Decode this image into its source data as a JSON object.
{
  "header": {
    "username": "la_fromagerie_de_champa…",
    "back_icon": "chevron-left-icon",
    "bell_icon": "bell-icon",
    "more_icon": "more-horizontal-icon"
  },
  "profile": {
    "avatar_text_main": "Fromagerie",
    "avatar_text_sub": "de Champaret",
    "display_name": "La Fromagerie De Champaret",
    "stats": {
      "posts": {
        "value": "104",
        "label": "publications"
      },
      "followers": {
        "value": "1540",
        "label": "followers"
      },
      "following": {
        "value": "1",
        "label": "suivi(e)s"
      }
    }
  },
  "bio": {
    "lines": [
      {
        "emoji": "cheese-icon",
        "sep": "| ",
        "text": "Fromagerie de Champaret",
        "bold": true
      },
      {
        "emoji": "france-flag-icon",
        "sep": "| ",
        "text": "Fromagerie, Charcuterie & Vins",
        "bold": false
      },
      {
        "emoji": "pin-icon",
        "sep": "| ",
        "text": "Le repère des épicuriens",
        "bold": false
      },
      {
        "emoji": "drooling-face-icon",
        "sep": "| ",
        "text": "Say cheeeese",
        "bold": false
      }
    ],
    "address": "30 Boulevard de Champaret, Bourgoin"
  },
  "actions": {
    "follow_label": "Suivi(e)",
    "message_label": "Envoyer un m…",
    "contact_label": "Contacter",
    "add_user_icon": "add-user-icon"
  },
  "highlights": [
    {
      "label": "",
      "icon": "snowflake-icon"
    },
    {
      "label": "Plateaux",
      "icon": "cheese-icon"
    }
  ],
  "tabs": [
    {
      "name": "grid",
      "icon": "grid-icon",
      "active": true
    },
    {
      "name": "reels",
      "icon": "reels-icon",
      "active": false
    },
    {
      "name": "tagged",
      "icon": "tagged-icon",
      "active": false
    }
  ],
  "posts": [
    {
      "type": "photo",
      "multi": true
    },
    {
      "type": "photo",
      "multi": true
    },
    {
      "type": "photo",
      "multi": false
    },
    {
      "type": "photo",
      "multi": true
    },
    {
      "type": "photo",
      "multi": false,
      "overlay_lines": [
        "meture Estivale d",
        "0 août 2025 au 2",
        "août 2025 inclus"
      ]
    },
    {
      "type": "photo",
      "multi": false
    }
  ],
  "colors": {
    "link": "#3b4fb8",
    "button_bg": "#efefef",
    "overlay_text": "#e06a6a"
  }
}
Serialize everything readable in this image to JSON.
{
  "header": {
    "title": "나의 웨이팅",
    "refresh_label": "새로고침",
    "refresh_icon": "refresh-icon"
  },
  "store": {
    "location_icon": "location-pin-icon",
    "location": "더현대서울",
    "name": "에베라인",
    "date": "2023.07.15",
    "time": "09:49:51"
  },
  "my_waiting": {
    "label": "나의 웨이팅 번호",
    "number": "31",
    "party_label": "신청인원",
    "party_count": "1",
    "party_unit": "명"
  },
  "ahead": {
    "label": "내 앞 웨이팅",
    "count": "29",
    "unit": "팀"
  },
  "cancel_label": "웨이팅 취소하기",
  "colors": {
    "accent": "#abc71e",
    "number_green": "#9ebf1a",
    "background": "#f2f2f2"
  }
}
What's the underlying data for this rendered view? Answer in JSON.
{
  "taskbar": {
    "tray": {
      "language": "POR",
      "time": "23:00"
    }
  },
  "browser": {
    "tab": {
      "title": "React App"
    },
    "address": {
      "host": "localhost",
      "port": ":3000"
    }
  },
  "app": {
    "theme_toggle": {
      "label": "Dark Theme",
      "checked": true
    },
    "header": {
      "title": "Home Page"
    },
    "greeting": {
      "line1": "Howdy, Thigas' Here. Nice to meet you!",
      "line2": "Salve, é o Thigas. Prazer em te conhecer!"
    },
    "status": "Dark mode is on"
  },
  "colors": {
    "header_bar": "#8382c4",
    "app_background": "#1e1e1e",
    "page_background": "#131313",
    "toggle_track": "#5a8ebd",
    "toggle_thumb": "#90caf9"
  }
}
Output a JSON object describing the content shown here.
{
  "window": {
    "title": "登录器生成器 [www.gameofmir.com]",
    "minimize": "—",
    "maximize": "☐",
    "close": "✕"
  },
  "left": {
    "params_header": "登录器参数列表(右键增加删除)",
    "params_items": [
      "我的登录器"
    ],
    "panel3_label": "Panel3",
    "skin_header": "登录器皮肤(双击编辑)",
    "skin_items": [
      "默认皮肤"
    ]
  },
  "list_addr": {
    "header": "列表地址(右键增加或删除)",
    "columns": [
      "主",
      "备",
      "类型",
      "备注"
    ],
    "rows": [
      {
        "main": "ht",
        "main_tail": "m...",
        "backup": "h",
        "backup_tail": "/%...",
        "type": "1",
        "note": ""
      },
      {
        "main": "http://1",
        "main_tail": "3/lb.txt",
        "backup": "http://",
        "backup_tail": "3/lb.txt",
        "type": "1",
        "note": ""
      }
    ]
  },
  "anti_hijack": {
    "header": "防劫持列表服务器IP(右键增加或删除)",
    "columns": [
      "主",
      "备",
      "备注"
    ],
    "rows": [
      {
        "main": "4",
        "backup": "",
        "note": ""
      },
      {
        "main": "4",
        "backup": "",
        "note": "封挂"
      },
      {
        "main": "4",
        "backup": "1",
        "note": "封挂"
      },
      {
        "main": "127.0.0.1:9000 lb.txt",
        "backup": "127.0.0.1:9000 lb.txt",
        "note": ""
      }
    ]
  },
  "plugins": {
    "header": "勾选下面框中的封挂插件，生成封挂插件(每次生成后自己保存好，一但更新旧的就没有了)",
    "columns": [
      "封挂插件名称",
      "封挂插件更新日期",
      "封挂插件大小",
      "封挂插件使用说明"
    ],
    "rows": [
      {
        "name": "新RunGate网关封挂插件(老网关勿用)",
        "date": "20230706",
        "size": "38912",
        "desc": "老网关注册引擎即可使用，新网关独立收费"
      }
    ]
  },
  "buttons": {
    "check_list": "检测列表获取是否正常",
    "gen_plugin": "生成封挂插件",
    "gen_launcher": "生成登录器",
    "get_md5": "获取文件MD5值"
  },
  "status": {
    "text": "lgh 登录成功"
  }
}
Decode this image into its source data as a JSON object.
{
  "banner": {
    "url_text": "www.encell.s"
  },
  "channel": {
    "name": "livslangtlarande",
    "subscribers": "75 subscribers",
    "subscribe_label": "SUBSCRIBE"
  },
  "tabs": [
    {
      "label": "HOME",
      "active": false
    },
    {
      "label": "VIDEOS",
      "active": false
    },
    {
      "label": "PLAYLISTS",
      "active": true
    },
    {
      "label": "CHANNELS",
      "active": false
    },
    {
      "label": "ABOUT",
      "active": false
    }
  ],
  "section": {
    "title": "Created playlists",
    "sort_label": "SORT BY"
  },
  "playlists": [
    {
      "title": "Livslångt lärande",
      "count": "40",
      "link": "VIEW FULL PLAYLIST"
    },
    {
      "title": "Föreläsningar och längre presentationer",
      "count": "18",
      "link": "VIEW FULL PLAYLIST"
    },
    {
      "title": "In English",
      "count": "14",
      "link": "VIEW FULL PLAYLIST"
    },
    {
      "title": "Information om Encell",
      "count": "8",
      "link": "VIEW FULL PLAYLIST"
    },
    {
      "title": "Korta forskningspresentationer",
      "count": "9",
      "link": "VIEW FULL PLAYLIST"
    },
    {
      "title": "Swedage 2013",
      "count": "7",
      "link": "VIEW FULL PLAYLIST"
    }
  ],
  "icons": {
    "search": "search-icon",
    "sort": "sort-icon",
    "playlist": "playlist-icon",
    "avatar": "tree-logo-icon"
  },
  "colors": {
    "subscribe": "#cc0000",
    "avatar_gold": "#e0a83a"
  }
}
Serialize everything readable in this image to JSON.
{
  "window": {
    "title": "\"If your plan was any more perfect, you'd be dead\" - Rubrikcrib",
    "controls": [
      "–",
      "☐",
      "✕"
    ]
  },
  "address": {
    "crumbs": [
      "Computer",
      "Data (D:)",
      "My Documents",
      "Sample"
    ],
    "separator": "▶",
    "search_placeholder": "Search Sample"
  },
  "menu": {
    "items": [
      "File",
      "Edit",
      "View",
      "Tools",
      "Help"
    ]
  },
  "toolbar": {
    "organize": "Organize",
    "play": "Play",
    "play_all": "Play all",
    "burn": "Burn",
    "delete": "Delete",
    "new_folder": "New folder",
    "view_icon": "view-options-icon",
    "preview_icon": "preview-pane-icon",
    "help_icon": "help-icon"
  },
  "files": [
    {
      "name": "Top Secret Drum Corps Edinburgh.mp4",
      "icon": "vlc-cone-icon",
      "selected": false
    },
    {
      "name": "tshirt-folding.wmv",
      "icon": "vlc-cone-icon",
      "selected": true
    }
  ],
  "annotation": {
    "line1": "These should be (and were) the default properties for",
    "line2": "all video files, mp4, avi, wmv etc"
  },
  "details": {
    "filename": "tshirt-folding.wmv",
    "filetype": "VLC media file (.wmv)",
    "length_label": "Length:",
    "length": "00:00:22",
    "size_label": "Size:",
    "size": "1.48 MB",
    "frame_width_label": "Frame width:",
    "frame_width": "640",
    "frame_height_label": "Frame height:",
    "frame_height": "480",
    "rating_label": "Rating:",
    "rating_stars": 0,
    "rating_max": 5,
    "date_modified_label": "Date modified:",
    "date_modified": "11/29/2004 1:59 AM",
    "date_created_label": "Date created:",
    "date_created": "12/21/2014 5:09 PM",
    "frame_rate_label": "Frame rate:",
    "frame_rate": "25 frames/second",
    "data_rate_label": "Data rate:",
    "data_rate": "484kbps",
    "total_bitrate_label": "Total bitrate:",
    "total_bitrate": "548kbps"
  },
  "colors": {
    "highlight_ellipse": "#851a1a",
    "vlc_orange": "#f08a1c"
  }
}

==================================================

**EXERCISE REQUIREMENTS**
Which lines of the data above contain "location"? Copy each one.

**OUTPUT FOR THIS EXERCISE**
    "location_icon": "location-pin-icon",
    "location": "더현대서울",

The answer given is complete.